Data excerpts:
------

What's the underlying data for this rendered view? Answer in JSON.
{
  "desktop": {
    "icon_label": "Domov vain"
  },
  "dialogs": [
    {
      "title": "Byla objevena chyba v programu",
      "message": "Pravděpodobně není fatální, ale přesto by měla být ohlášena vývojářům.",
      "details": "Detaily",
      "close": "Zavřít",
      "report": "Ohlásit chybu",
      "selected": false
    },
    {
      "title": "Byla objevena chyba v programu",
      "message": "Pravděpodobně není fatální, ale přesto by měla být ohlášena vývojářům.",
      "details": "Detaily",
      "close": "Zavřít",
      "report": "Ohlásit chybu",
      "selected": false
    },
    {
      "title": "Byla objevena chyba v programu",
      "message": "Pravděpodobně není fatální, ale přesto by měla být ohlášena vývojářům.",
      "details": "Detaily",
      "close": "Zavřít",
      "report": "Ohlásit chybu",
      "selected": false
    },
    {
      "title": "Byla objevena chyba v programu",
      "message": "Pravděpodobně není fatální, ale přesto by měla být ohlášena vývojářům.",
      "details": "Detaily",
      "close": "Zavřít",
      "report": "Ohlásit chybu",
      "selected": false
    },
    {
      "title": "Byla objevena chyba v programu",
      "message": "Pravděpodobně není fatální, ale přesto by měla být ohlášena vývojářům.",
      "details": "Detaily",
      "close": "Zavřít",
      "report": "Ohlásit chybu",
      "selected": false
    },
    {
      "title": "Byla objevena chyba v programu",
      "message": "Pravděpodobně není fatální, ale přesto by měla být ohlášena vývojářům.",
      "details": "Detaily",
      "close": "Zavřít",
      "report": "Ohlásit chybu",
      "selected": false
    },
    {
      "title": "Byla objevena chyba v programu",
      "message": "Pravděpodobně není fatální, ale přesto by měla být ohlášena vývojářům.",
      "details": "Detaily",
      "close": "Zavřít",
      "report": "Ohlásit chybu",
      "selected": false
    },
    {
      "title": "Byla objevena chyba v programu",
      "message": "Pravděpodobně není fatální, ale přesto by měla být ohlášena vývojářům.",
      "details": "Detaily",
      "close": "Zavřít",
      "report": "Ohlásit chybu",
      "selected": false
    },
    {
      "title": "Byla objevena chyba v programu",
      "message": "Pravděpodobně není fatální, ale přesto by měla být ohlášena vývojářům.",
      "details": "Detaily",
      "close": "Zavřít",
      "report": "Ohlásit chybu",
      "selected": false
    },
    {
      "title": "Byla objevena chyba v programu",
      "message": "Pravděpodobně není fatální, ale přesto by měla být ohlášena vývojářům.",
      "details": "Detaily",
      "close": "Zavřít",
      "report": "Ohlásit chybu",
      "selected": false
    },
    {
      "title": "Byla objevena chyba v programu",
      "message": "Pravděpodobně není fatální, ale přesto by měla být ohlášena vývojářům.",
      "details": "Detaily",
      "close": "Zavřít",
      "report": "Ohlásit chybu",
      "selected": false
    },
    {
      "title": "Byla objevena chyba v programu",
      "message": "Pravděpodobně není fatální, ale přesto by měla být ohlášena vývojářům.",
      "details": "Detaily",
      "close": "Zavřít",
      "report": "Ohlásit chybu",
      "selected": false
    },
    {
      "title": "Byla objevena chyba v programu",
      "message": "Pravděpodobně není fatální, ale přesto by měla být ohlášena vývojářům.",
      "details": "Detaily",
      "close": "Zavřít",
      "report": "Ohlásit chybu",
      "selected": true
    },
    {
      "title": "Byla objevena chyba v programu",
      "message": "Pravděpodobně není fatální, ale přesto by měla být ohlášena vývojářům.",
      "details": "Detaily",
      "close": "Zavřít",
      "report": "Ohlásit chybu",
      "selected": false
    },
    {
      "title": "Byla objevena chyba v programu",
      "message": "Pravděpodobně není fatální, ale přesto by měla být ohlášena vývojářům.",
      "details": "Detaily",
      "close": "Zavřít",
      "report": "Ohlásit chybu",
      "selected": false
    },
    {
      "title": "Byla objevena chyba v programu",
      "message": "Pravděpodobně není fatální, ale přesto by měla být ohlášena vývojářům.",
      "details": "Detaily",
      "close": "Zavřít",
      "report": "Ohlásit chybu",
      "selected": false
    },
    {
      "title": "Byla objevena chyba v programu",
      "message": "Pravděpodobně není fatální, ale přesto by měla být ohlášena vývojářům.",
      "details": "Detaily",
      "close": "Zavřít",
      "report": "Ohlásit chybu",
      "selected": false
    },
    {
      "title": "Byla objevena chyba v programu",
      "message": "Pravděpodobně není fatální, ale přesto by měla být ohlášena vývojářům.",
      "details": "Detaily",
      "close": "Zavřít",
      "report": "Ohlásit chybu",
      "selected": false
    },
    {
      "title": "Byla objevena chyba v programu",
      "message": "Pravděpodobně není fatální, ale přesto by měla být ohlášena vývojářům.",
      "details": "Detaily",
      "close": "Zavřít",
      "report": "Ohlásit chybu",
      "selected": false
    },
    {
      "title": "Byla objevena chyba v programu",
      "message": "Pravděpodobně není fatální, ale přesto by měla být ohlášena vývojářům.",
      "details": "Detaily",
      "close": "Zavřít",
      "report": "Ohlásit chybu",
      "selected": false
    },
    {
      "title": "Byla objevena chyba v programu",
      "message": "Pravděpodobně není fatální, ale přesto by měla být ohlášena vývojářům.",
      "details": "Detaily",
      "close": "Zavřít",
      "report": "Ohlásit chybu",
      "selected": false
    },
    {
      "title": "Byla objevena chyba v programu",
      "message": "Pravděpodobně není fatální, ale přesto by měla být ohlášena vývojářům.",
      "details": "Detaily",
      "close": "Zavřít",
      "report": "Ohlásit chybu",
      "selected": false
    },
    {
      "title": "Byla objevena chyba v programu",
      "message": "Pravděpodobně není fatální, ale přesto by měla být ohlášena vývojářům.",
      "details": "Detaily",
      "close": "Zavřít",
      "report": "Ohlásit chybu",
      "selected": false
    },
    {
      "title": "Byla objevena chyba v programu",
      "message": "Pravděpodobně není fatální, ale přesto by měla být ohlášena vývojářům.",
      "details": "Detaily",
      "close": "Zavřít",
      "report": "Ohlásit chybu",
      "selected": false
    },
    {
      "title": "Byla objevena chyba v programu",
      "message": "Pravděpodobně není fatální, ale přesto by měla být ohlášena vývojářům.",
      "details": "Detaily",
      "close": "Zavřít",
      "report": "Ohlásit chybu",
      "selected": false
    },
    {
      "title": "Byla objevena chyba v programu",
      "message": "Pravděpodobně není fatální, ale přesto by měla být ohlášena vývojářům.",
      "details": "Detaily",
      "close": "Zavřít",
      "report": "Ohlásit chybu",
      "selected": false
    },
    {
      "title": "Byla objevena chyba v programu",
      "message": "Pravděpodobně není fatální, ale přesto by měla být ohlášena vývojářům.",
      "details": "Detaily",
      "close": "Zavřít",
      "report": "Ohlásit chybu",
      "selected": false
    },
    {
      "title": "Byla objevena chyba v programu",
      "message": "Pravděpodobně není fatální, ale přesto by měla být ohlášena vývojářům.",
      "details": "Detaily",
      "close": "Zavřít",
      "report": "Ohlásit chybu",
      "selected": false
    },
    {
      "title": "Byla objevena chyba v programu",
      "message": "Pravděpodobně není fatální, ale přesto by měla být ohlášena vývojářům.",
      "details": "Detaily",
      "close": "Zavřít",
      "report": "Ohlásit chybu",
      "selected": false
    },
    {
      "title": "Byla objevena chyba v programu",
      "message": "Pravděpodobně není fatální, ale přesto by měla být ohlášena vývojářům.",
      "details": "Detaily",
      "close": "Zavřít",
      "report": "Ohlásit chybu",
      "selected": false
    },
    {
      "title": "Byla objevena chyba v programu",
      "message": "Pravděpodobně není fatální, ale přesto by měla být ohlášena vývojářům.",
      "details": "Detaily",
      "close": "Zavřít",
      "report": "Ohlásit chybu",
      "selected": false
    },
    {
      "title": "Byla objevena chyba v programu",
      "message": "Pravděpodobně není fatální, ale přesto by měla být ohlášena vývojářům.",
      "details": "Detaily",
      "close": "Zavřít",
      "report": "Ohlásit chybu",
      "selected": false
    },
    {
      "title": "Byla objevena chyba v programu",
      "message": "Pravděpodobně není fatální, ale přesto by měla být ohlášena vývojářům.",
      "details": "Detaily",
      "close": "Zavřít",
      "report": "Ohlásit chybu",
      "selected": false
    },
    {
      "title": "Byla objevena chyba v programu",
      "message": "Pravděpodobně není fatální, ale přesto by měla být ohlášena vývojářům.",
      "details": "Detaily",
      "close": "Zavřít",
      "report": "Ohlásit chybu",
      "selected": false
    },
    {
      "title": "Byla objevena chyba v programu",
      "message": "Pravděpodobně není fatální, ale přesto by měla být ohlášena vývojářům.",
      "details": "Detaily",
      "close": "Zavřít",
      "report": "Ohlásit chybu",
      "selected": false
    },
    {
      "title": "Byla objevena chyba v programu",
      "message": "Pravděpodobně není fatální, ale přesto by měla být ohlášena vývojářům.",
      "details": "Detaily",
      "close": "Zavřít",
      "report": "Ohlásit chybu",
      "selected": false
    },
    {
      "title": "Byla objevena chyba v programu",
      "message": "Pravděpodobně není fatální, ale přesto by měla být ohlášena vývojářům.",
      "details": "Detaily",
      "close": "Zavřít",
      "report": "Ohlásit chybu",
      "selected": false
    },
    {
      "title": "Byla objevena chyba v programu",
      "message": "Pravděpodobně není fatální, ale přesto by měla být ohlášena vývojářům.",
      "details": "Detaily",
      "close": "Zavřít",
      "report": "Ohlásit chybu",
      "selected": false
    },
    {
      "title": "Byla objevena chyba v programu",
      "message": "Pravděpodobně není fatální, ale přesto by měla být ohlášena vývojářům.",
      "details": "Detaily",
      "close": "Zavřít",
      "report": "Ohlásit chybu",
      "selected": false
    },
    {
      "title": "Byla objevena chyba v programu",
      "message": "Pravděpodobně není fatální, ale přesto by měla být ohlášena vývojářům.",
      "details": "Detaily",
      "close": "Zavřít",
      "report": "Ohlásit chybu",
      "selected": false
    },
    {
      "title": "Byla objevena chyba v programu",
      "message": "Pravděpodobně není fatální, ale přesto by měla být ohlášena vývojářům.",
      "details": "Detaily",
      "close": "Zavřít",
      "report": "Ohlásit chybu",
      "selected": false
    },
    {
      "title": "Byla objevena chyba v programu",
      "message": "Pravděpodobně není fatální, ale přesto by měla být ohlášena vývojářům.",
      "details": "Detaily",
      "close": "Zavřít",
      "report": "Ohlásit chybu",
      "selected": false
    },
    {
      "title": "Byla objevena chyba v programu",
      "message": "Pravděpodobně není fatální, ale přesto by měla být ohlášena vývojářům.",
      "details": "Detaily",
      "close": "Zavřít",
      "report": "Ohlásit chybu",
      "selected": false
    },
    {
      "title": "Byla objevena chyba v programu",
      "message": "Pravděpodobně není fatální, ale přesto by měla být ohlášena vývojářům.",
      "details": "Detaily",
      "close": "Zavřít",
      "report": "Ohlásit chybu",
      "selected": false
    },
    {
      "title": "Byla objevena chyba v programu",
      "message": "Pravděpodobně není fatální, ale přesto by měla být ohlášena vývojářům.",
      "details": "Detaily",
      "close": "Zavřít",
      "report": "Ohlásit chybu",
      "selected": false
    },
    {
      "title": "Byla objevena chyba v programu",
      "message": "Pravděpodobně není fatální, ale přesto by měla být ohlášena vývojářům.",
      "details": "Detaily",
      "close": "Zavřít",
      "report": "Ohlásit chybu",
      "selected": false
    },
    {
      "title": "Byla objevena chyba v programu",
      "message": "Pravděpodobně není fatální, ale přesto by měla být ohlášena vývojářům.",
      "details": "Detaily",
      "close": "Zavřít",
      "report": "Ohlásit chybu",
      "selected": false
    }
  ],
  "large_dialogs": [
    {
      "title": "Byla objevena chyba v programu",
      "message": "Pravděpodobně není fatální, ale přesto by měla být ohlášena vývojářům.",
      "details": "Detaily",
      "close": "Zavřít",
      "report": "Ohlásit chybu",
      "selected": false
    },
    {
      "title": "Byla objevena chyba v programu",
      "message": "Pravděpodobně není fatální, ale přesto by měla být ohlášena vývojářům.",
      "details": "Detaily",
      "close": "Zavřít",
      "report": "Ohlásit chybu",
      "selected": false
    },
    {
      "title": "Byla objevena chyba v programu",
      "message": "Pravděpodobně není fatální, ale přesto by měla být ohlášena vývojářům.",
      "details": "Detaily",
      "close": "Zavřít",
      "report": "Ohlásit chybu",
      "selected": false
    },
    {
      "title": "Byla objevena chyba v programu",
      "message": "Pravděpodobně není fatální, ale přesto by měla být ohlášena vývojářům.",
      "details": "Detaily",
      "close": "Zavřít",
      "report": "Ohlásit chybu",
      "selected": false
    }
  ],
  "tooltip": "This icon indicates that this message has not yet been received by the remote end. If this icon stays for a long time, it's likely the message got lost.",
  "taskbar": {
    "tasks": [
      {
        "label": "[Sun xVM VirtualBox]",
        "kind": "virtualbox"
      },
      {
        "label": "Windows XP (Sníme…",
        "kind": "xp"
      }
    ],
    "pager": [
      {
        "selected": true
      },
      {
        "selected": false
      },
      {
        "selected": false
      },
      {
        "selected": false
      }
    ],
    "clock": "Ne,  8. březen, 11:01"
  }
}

------

**Aim of the exercise:** The required answer is a single number: the count of lines in the entries that hold the string "this".

**Complete output:** 2